DATA SUPPLIED >>
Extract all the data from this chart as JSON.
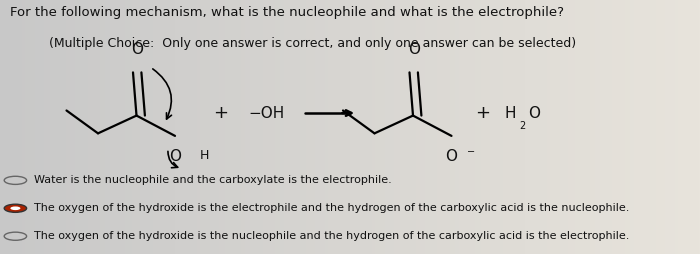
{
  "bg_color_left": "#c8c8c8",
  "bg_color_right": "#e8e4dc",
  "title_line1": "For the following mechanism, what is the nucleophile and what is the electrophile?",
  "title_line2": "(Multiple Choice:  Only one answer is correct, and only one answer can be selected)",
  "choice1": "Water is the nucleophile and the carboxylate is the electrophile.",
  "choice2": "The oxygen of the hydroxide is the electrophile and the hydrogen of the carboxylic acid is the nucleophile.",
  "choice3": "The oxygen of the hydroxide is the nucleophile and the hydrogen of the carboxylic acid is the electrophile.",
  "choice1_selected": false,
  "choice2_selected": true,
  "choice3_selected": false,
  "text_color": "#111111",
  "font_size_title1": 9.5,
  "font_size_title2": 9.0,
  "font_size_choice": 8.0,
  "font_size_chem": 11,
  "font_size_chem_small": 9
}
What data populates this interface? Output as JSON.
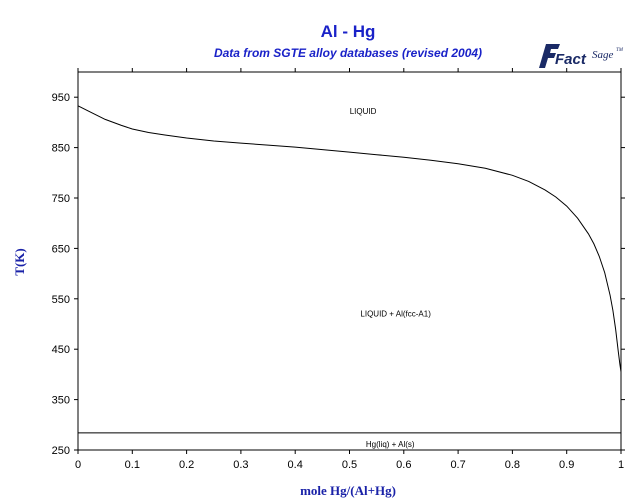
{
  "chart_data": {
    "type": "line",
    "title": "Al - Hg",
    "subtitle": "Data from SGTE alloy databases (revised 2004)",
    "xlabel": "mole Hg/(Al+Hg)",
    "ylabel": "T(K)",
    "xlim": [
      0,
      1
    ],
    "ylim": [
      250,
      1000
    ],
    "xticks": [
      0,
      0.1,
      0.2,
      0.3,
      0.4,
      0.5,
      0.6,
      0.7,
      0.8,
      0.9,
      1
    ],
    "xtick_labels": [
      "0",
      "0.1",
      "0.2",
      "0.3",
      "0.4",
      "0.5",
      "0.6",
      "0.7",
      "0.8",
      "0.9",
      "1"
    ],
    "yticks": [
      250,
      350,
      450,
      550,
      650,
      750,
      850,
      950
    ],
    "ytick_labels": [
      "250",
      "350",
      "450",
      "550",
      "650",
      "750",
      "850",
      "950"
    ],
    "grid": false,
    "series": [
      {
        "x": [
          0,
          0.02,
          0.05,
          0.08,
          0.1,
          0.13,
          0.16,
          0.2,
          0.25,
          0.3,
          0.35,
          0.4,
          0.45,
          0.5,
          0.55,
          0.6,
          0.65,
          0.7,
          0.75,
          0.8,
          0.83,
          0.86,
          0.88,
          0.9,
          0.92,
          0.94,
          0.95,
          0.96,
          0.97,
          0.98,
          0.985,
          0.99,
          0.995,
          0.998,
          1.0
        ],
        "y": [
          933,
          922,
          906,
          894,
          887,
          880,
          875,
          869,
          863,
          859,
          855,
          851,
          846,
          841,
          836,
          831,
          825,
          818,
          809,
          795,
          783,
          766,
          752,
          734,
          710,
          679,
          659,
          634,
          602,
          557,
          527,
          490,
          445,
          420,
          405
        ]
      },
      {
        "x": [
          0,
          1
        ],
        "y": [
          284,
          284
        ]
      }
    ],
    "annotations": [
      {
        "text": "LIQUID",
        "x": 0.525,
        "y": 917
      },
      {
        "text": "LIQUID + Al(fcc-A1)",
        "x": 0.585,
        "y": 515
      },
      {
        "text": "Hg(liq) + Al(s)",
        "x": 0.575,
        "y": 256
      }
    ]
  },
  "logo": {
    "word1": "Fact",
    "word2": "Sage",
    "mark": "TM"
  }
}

TASK INSTRUCTIONS >>
Transcribe the material exactly, and leave out whatever pictures it holds.

WRITTEN SOLUTION >>
Extract all the data from this chart as JSON.
{
  "bg_color_left": "#c8c8c8",
  "bg_color_right": "#e8e4dc",
  "title_line1": "For the following mechanism, what is the nucleophile and what is the electrophile?",
  "title_line2": "(Multiple Choice:  Only one answer is correct, and only one answer can be selected)",
  "choice1": "Water is the nucleophile and the carboxylate is the electrophile.",
  "choice2": "The oxygen of the hydroxide is the electrophile and the hydrogen of the carboxylic acid is the nucleophile.",
  "choice3": "The oxygen of the hydroxide is the nucleophile and the hydrogen of the carboxylic acid is the electrophile.",
  "choice1_selected": false,
  "choice2_selected": true,
  "choice3_selected": false,
  "text_color": "#111111",
  "font_size_title1": 9.5,
  "font_size_title2": 9.0,
  "font_size_choice": 8.0,
  "font_size_chem": 11,
  "font_size_chem_small": 9
}
What data populates this interface? Output as JSON.
{
  "chart_data": {
    "type": "line",
    "title": "Al - Hg",
    "subtitle": "Data from SGTE alloy databases (revised 2004)",
    "xlabel": "mole Hg/(Al+Hg)",
    "ylabel": "T(K)",
    "xlim": [
      0,
      1
    ],
    "ylim": [
      250,
      1000
    ],
    "xticks": [
      0,
      0.1,
      0.2,
      0.3,
      0.4,
      0.5,
      0.6,
      0.7,
      0.8,
      0.9,
      1
    ],
    "xtick_labels": [
      "0",
      "0.1",
      "0.2",
      "0.3",
      "0.4",
      "0.5",
      "0.6",
      "0.7",
      "0.8",
      "0.9",
      "1"
    ],
    "yticks": [
      250,
      350,
      450,
      550,
      650,
      750,
      850,
      950
    ],
    "ytick_labels": [
      "250",
      "350",
      "450",
      "550",
      "650",
      "750",
      "850",
      "950"
    ],
    "grid": false,
    "series": [
      {
        "x": [
          0,
          0.02,
          0.05,
          0.08,
          0.1,
          0.13,
          0.16,
          0.2,
          0.25,
          0.3,
          0.35,
          0.4,
          0.45,
          0.5,
          0.55,
          0.6,
          0.65,
          0.7,
          0.75,
          0.8,
          0.83,
          0.86,
          0.88,
          0.9,
          0.92,
          0.94,
          0.95,
          0.96,
          0.97,
          0.98,
          0.985,
          0.99,
          0.995,
          0.998,
          1.0
        ],
        "y": [
          933,
          922,
          906,
          894,
          887,
          880,
          875,
          869,
          863,
          859,
          855,
          851,
          846,
          841,
          836,
          831,
          825,
          818,
          809,
          795,
          783,
          766,
          752,
          734,
          710,
          679,
          659,
          634,
          602,
          557,
          527,
          490,
          445,
          420,
          405
        ]
      },
      {
        "x": [
          0,
          1
        ],
        "y": [
          284,
          284
        ]
      }
    ],
    "annotations": [
      {
        "text": "LIQUID",
        "x": 0.525,
        "y": 917
      },
      {
        "text": "LIQUID + Al(fcc-A1)",
        "x": 0.585,
        "y": 515
      },
      {
        "text": "Hg(liq) + Al(s)",
        "x": 0.575,
        "y": 256
      }
    ]
  },
  "logo": {
    "word1": "Fact",
    "word2": "Sage",
    "mark": "TM"
  }
}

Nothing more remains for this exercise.